───── Exercise material

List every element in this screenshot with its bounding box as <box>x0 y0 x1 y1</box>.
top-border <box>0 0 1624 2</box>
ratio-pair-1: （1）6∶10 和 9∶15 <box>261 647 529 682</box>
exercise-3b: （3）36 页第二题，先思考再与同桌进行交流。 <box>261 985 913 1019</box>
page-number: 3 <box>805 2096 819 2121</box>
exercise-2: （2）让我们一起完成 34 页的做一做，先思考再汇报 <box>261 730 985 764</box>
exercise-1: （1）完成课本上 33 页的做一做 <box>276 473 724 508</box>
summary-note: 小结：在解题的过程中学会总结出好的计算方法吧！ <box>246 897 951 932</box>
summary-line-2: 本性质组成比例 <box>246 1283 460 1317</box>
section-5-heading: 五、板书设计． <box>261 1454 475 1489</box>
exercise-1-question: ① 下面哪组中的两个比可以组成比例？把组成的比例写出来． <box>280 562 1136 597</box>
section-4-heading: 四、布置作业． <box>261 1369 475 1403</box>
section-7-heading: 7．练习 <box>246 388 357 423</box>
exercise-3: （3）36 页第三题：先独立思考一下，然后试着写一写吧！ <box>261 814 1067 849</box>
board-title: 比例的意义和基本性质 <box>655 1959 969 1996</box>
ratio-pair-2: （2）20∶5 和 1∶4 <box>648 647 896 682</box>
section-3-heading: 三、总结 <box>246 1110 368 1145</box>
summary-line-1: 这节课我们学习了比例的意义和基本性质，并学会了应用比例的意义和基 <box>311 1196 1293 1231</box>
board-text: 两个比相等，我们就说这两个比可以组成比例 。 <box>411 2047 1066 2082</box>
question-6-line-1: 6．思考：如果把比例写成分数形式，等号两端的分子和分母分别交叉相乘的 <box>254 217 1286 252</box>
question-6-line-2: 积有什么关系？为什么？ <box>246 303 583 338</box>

──────────

### Challenge
Copy every line of the material above with no changes.

### The solution
List every element in this screenshot with its bounding box as <box>x0 y0 x1 y1</box>.
top-border <box>0 0 1624 2</box>
ratio-pair-1: （1）6∶10 和 9∶15 <box>261 647 529 682</box>
exercise-3b: （3）36 页第二题，先思考再与同桌进行交流。 <box>261 985 913 1019</box>
page-number: 3 <box>805 2096 819 2121</box>
exercise-2: （2）让我们一起完成 34 页的做一做，先思考再汇报 <box>261 730 985 764</box>
exercise-1: （1）完成课本上 33 页的做一做 <box>276 473 724 508</box>
summary-note: 小结：在解题的过程中学会总结出好的计算方法吧！ <box>246 897 951 932</box>
summary-line-2: 本性质组成比例 <box>246 1283 460 1317</box>
section-5-heading: 五、板书设计． <box>261 1454 475 1489</box>
exercise-1-question: ① 下面哪组中的两个比可以组成比例？把组成的比例写出来． <box>280 562 1136 597</box>
section-4-heading: 四、布置作业． <box>261 1369 475 1403</box>
section-7-heading: 7．练习 <box>246 388 357 423</box>
exercise-3: （3）36 页第三题：先独立思考一下，然后试着写一写吧！ <box>261 814 1067 849</box>
board-title: 比例的意义和基本性质 <box>655 1959 969 1996</box>
ratio-pair-2: （2）20∶5 和 1∶4 <box>648 647 896 682</box>
section-3-heading: 三、总结 <box>246 1110 368 1145</box>
summary-line-1: 这节课我们学习了比例的意义和基本性质，并学会了应用比例的意义和基 <box>311 1196 1293 1231</box>
board-text: 两个比相等，我们就说这两个比可以组成比例 。 <box>411 2047 1066 2082</box>
question-6-line-1: 6．思考：如果把比例写成分数形式，等号两端的分子和分母分别交叉相乘的 <box>254 217 1286 252</box>
question-6-line-2: 积有什么关系？为什么？ <box>246 303 583 338</box>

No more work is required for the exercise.